**Directions for this task:**
Write out the listing below exactly, and omit any images you find in it.

**Provided entries:**
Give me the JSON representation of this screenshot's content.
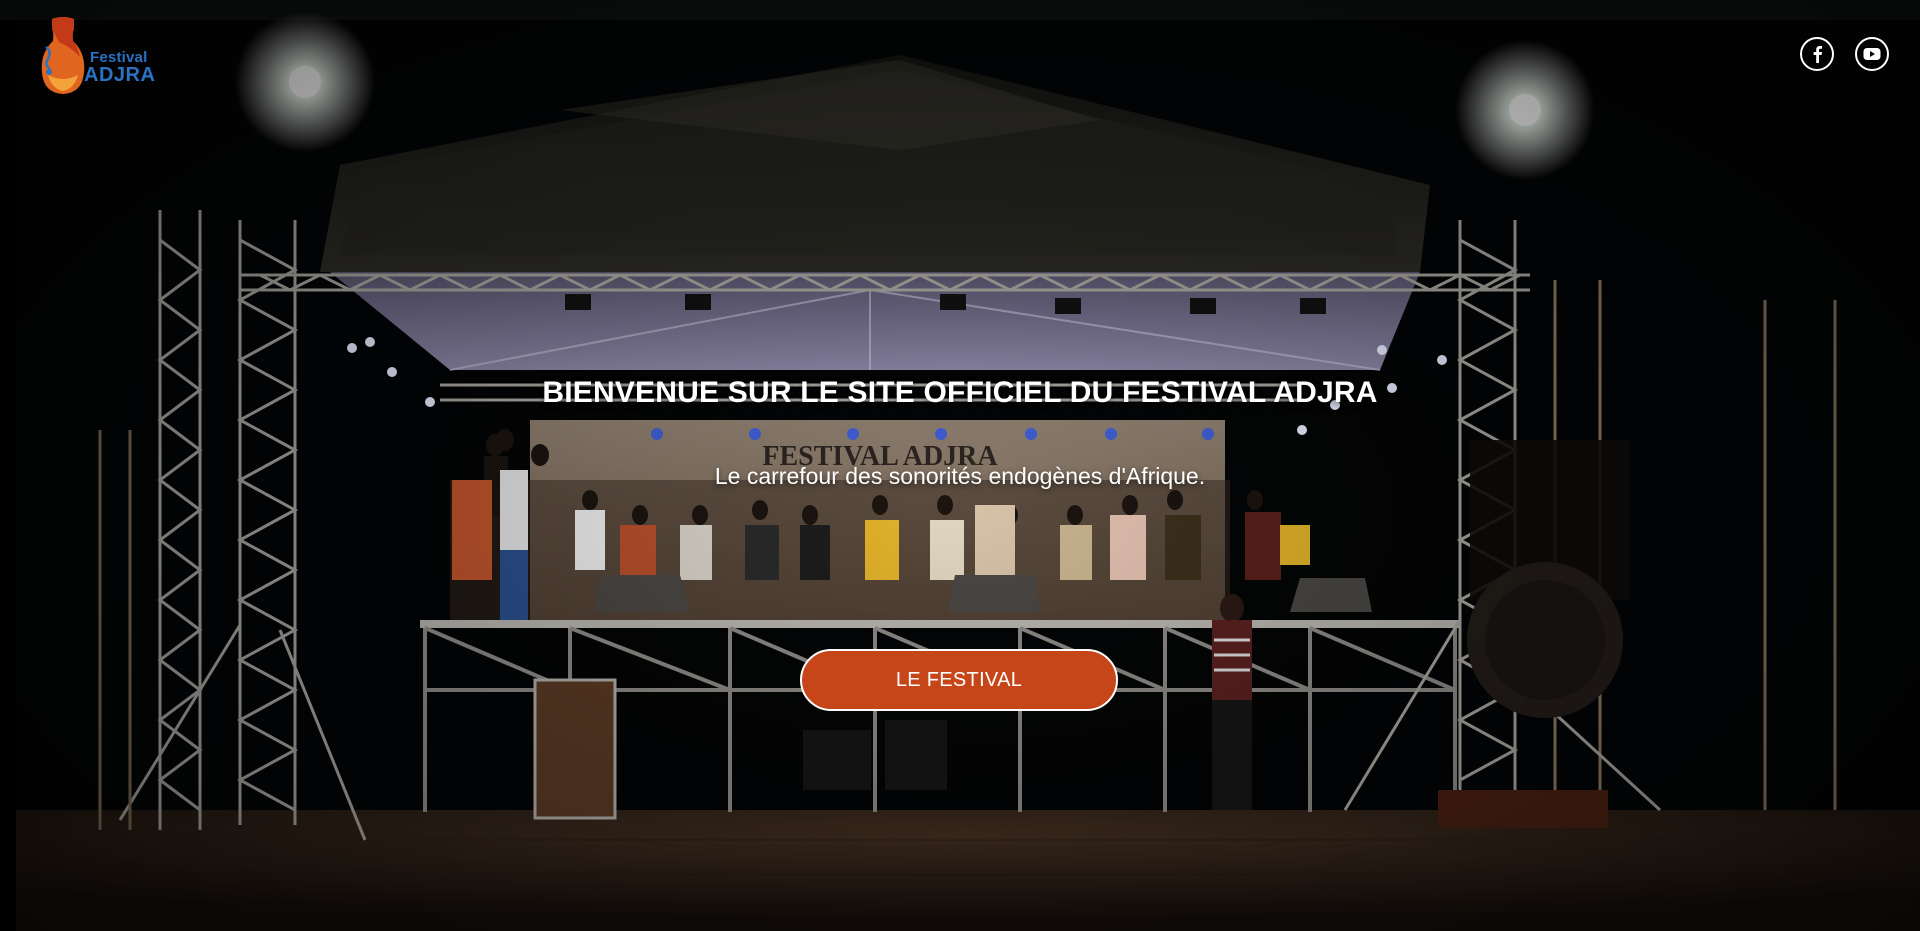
{
  "header": {
    "logo": {
      "line1": "Festival",
      "line2": "ADJRA",
      "brand_blue": "#2a72c4",
      "brand_orange": "#e0661f"
    },
    "social": [
      {
        "name": "facebook",
        "icon": "facebook-icon",
        "glyph": "f"
      },
      {
        "name": "youtube",
        "icon": "youtube-icon"
      }
    ]
  },
  "hero": {
    "title": "BIENVENUE SUR LE SITE OFFICIEL DU FESTIVAL ADJRA",
    "subtitle": "Le carrefour des sonorités endogènes d'Afrique.",
    "cta_label": "LE FESTIVAL",
    "banner_text": "FESTIVAL ADJRA",
    "accent_color": "#c64519"
  }
}
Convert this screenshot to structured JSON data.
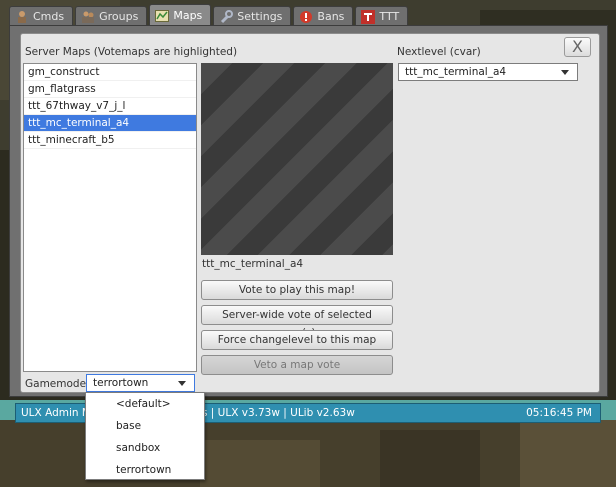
{
  "tabs": [
    {
      "label": "Cmds",
      "icon": "person-icon"
    },
    {
      "label": "Groups",
      "icon": "people-icon"
    },
    {
      "label": "Maps",
      "icon": "map-icon"
    },
    {
      "label": "Settings",
      "icon": "wrench-icon"
    },
    {
      "label": "Bans",
      "icon": "ban-icon"
    },
    {
      "label": "TTT",
      "icon": "ttt-logo-icon"
    }
  ],
  "active_tab": "Maps",
  "maps_panel": {
    "close_label": "X",
    "list_title": "Server Maps (Votemaps are highlighted)",
    "maps": [
      "gm_construct",
      "gm_flatgrass",
      "ttt_67thway_v7_j_l",
      "ttt_mc_terminal_a4",
      "ttt_minecraft_b5"
    ],
    "selected_map": "ttt_mc_terminal_a4",
    "preview_caption": "ttt_mc_terminal_a4",
    "buttons": {
      "vote": "Vote to play this map!",
      "server_vote": "Server-wide vote of selected map(s)",
      "force_change": "Force changelevel to this map",
      "veto": "Veto a map vote"
    },
    "nextlevel_label": "Nextlevel (cvar)",
    "nextlevel_value": "ttt_mc_terminal_a4",
    "gamemode_label": "Gamemode:",
    "gamemode_value": "terrortown",
    "gamemode_options": [
      "<default>",
      "base",
      "sandbox",
      "terrortown"
    ]
  },
  "statusbar": {
    "left_text": "ULX Admin Mo",
    "middle_text": "s  |  ULX v3.73w  |  ULib v2.63w",
    "time": "05:16:45 PM",
    "color": "#2f8fb0"
  },
  "colors": {
    "selection": "#3f7ae0"
  }
}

**Solved exercise:**
Give me the JSON representation of this screenshot's content.
{
  "header": {
    "logo": {
      "line1": "Festival",
      "line2": "ADJRA",
      "brand_blue": "#2a72c4",
      "brand_orange": "#e0661f"
    },
    "social": [
      {
        "name": "facebook",
        "icon": "facebook-icon",
        "glyph": "f"
      },
      {
        "name": "youtube",
        "icon": "youtube-icon"
      }
    ]
  },
  "hero": {
    "title": "BIENVENUE SUR LE SITE OFFICIEL DU FESTIVAL ADJRA",
    "subtitle": "Le carrefour des sonorités endogènes d'Afrique.",
    "cta_label": "LE FESTIVAL",
    "banner_text": "FESTIVAL ADJRA",
    "accent_color": "#c64519"
  }
}
Convert this screenshot to structured JSON data.
{
  "tabs": [
    {
      "label": "Cmds",
      "icon": "person-icon"
    },
    {
      "label": "Groups",
      "icon": "people-icon"
    },
    {
      "label": "Maps",
      "icon": "map-icon"
    },
    {
      "label": "Settings",
      "icon": "wrench-icon"
    },
    {
      "label": "Bans",
      "icon": "ban-icon"
    },
    {
      "label": "TTT",
      "icon": "ttt-logo-icon"
    }
  ],
  "active_tab": "Maps",
  "maps_panel": {
    "close_label": "X",
    "list_title": "Server Maps (Votemaps are highlighted)",
    "maps": [
      "gm_construct",
      "gm_flatgrass",
      "ttt_67thway_v7_j_l",
      "ttt_mc_terminal_a4",
      "ttt_minecraft_b5"
    ],
    "selected_map": "ttt_mc_terminal_a4",
    "preview_caption": "ttt_mc_terminal_a4",
    "buttons": {
      "vote": "Vote to play this map!",
      "server_vote": "Server-wide vote of selected map(s)",
      "force_change": "Force changelevel to this map",
      "veto": "Veto a map vote"
    },
    "nextlevel_label": "Nextlevel (cvar)",
    "nextlevel_value": "ttt_mc_terminal_a4",
    "gamemode_label": "Gamemode:",
    "gamemode_value": "terrortown",
    "gamemode_options": [
      "<default>",
      "base",
      "sandbox",
      "terrortown"
    ]
  },
  "statusbar": {
    "left_text": "ULX Admin Mo",
    "middle_text": "s  |  ULX v3.73w  |  ULib v2.63w",
    "time": "05:16:45 PM",
    "color": "#2f8fb0"
  },
  "colors": {
    "selection": "#3f7ae0"
  }
}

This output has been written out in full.